■ What you need to do
Identify all lines in the listing that include the word "this", and copy them out.
== Available data ==
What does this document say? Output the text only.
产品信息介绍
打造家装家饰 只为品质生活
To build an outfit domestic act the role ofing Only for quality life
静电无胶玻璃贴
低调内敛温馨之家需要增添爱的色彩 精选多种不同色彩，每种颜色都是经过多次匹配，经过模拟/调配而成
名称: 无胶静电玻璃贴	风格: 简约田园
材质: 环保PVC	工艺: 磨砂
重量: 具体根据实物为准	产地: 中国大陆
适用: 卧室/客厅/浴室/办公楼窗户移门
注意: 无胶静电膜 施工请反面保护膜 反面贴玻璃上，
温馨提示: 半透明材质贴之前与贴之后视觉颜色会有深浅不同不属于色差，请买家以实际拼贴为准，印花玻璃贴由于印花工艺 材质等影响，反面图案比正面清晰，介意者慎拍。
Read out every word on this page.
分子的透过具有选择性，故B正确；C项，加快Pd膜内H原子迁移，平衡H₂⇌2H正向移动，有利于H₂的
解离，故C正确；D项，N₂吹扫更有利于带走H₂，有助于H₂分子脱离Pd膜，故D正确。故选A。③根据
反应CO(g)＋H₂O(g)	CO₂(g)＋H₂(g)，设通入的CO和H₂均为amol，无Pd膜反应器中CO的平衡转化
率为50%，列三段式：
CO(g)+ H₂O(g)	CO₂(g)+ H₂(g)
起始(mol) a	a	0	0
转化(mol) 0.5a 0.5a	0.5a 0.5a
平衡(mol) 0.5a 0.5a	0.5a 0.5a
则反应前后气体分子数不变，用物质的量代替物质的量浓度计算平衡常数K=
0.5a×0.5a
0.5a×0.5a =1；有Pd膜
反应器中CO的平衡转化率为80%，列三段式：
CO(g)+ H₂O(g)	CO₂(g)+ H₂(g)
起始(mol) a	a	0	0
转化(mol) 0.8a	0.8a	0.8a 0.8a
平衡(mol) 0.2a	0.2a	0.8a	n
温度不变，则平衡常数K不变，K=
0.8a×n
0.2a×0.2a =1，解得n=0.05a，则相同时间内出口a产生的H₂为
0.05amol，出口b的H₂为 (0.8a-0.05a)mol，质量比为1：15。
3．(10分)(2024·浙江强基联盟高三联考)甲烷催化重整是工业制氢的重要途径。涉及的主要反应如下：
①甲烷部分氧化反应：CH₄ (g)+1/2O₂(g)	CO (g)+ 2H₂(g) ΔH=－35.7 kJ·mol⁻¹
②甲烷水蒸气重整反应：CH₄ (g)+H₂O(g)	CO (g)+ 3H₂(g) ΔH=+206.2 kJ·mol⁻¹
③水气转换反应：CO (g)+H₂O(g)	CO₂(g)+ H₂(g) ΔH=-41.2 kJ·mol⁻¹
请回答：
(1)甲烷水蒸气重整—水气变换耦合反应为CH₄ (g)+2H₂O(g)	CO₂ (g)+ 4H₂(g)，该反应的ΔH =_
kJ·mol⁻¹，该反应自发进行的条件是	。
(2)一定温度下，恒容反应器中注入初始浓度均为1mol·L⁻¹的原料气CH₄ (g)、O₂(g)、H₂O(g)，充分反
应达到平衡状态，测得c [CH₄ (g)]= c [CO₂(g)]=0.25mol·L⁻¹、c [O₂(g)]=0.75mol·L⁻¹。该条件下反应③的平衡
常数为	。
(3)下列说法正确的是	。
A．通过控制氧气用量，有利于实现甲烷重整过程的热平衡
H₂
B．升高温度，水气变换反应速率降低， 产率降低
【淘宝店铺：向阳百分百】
===
■ Right answer
What does this document say? Output the text only.
Read out every word on this page.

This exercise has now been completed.